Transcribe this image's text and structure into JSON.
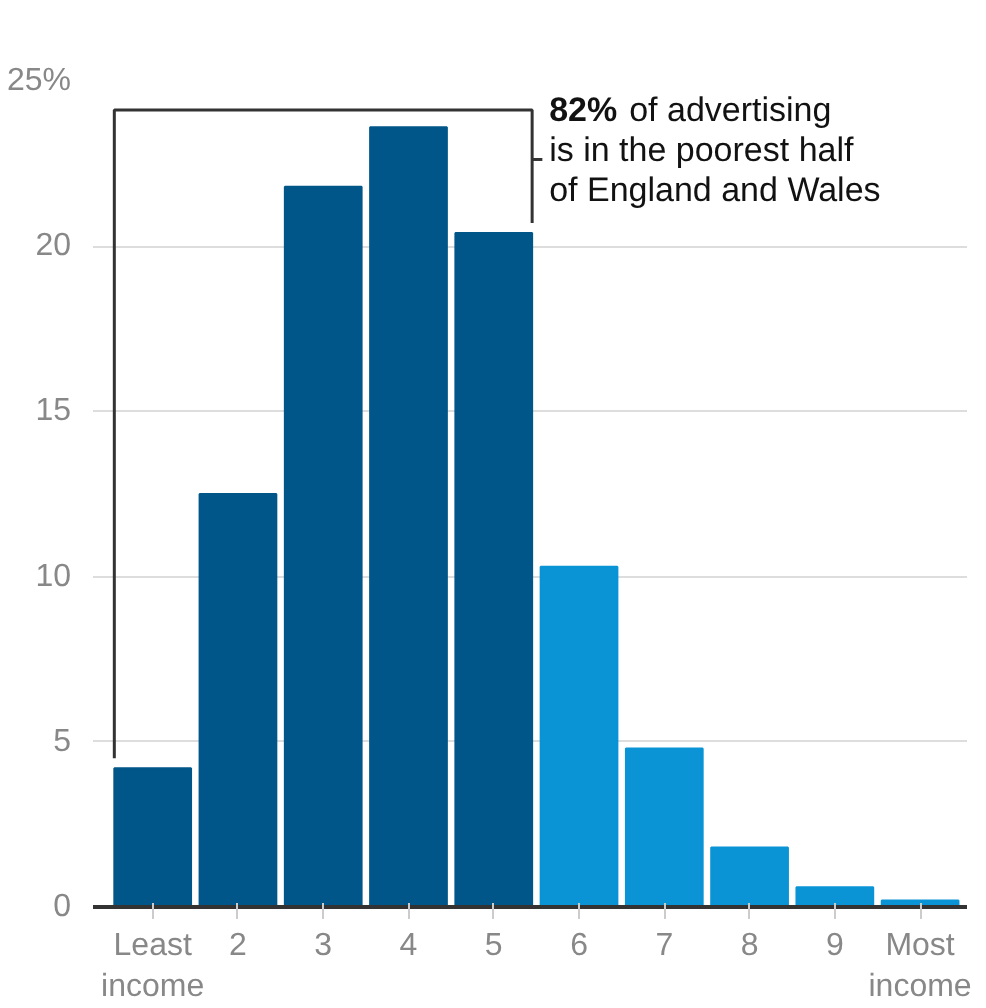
{
  "chart_data": {
    "type": "bar",
    "categories": [
      "Least income",
      "2",
      "3",
      "4",
      "5",
      "6",
      "7",
      "8",
      "9",
      "Most income"
    ],
    "values": [
      4.2,
      12.5,
      21.8,
      23.6,
      20.4,
      10.3,
      4.8,
      1.8,
      0.6,
      0.2
    ],
    "colors": [
      "#005689",
      "#005689",
      "#005689",
      "#005689",
      "#005689",
      "#0a94d6",
      "#0a94d6",
      "#0a94d6",
      "#0a94d6",
      "#0a94d6"
    ],
    "ylim": [
      0,
      25
    ],
    "yticks": [
      0,
      5,
      10,
      15,
      20,
      {
        "value": 25,
        "label": "25%"
      }
    ],
    "grid": "y",
    "annotations": [
      "82% of advertising\nis in the poorest half\nof England and Wales"
    ]
  }
}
--
All of the data needs repeating exactly, but the pictures do not.

OUTPUT BELOW:
Transcribe this image's text and structure into JSON.
{
  "chart_data": {
    "type": "bar",
    "categories": [
      "Least income",
      "2",
      "3",
      "4",
      "5",
      "6",
      "7",
      "8",
      "9",
      "Most income"
    ],
    "values": [
      4.2,
      12.5,
      21.8,
      23.6,
      20.4,
      10.3,
      4.8,
      1.8,
      0.6,
      0.2
    ],
    "colors": [
      "#005689",
      "#005689",
      "#005689",
      "#005689",
      "#005689",
      "#0a94d6",
      "#0a94d6",
      "#0a94d6",
      "#0a94d6",
      "#0a94d6"
    ],
    "ylim": [
      0,
      25
    ],
    "yticks": [
      0,
      5,
      10,
      15,
      20,
      {
        "value": 25,
        "label": "25%"
      }
    ],
    "grid": "y",
    "annotations": [
      "82% of advertising\nis in the poorest half\nof England and Wales"
    ]
  }
}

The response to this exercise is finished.